» TASK GOAL: Exactly reproduce each line of the listing that follows.

START MATERIAL

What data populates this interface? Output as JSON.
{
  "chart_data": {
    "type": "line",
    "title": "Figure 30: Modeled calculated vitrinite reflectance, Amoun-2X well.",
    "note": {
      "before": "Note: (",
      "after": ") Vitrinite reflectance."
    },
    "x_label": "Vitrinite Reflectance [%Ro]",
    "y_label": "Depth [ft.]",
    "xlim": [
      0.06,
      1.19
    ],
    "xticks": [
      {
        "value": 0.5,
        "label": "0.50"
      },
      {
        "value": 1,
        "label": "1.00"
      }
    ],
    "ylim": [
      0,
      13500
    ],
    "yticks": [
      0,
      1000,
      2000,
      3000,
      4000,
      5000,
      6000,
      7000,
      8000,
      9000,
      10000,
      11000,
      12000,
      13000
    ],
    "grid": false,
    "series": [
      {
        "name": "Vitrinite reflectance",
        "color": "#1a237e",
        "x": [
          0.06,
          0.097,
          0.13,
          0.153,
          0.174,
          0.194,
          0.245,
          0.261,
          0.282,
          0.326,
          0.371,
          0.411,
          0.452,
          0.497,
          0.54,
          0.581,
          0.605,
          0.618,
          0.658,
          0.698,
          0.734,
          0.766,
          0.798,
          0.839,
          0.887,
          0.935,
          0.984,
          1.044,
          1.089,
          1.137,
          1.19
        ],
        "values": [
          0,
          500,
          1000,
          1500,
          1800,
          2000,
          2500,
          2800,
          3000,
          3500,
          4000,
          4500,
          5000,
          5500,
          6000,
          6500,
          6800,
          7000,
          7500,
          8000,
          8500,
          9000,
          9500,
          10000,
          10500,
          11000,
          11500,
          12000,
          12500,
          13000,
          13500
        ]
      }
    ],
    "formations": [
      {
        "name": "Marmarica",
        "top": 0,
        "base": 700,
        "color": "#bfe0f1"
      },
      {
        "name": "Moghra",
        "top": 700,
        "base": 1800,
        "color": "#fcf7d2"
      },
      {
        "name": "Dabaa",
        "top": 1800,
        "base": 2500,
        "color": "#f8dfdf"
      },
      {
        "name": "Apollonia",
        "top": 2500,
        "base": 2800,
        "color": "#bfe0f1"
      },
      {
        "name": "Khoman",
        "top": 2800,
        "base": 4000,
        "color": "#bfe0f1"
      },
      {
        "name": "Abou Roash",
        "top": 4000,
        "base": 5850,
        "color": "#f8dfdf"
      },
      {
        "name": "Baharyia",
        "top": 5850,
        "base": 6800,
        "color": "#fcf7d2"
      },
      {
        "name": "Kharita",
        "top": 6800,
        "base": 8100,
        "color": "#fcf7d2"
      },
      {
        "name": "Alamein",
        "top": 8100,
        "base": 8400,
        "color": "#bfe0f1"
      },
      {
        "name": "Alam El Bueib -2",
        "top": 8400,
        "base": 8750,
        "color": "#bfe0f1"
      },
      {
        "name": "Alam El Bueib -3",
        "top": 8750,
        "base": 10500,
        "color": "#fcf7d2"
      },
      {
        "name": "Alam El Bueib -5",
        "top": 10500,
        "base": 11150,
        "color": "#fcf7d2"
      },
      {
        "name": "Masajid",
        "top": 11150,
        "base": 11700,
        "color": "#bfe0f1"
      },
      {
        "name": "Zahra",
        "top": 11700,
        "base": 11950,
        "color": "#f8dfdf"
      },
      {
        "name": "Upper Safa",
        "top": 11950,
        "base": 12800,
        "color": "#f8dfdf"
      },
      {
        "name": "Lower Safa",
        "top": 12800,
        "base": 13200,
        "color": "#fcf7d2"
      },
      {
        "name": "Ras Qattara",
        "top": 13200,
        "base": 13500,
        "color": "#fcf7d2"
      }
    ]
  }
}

END MATERIAL

» ANSWER FOR THIS EXERCISE:
What data populates this interface? Output as JSON.
{
  "chart_data": {
    "type": "line",
    "title": "Figure 30: Modeled calculated vitrinite reflectance, Amoun-2X well.",
    "note": {
      "before": "Note: (",
      "after": ") Vitrinite reflectance."
    },
    "x_label": "Vitrinite Reflectance [%Ro]",
    "y_label": "Depth [ft.]",
    "xlim": [
      0.06,
      1.19
    ],
    "xticks": [
      {
        "value": 0.5,
        "label": "0.50"
      },
      {
        "value": 1,
        "label": "1.00"
      }
    ],
    "ylim": [
      0,
      13500
    ],
    "yticks": [
      0,
      1000,
      2000,
      3000,
      4000,
      5000,
      6000,
      7000,
      8000,
      9000,
      10000,
      11000,
      12000,
      13000
    ],
    "grid": false,
    "series": [
      {
        "name": "Vitrinite reflectance",
        "color": "#1a237e",
        "x": [
          0.06,
          0.097,
          0.13,
          0.153,
          0.174,
          0.194,
          0.245,
          0.261,
          0.282,
          0.326,
          0.371,
          0.411,
          0.452,
          0.497,
          0.54,
          0.581,
          0.605,
          0.618,
          0.658,
          0.698,
          0.734,
          0.766,
          0.798,
          0.839,
          0.887,
          0.935,
          0.984,
          1.044,
          1.089,
          1.137,
          1.19
        ],
        "values": [
          0,
          500,
          1000,
          1500,
          1800,
          2000,
          2500,
          2800,
          3000,
          3500,
          4000,
          4500,
          5000,
          5500,
          6000,
          6500,
          6800,
          7000,
          7500,
          8000,
          8500,
          9000,
          9500,
          10000,
          10500,
          11000,
          11500,
          12000,
          12500,
          13000,
          13500
        ]
      }
    ],
    "formations": [
      {
        "name": "Marmarica",
        "top": 0,
        "base": 700,
        "color": "#bfe0f1"
      },
      {
        "name": "Moghra",
        "top": 700,
        "base": 1800,
        "color": "#fcf7d2"
      },
      {
        "name": "Dabaa",
        "top": 1800,
        "base": 2500,
        "color": "#f8dfdf"
      },
      {
        "name": "Apollonia",
        "top": 2500,
        "base": 2800,
        "color": "#bfe0f1"
      },
      {
        "name": "Khoman",
        "top": 2800,
        "base": 4000,
        "color": "#bfe0f1"
      },
      {
        "name": "Abou Roash",
        "top": 4000,
        "base": 5850,
        "color": "#f8dfdf"
      },
      {
        "name": "Baharyia",
        "top": 5850,
        "base": 6800,
        "color": "#fcf7d2"
      },
      {
        "name": "Kharita",
        "top": 6800,
        "base": 8100,
        "color": "#fcf7d2"
      },
      {
        "name": "Alamein",
        "top": 8100,
        "base": 8400,
        "color": "#bfe0f1"
      },
      {
        "name": "Alam El Bueib -2",
        "top": 8400,
        "base": 8750,
        "color": "#bfe0f1"
      },
      {
        "name": "Alam El Bueib -3",
        "top": 8750,
        "base": 10500,
        "color": "#fcf7d2"
      },
      {
        "name": "Alam El Bueib -5",
        "top": 10500,
        "base": 11150,
        "color": "#fcf7d2"
      },
      {
        "name": "Masajid",
        "top": 11150,
        "base": 11700,
        "color": "#bfe0f1"
      },
      {
        "name": "Zahra",
        "top": 11700,
        "base": 11950,
        "color": "#f8dfdf"
      },
      {
        "name": "Upper Safa",
        "top": 11950,
        "base": 12800,
        "color": "#f8dfdf"
      },
      {
        "name": "Lower Safa",
        "top": 12800,
        "base": 13200,
        "color": "#fcf7d2"
      },
      {
        "name": "Ras Qattara",
        "top": 13200,
        "base": 13500,
        "color": "#fcf7d2"
      }
    ]
  }
}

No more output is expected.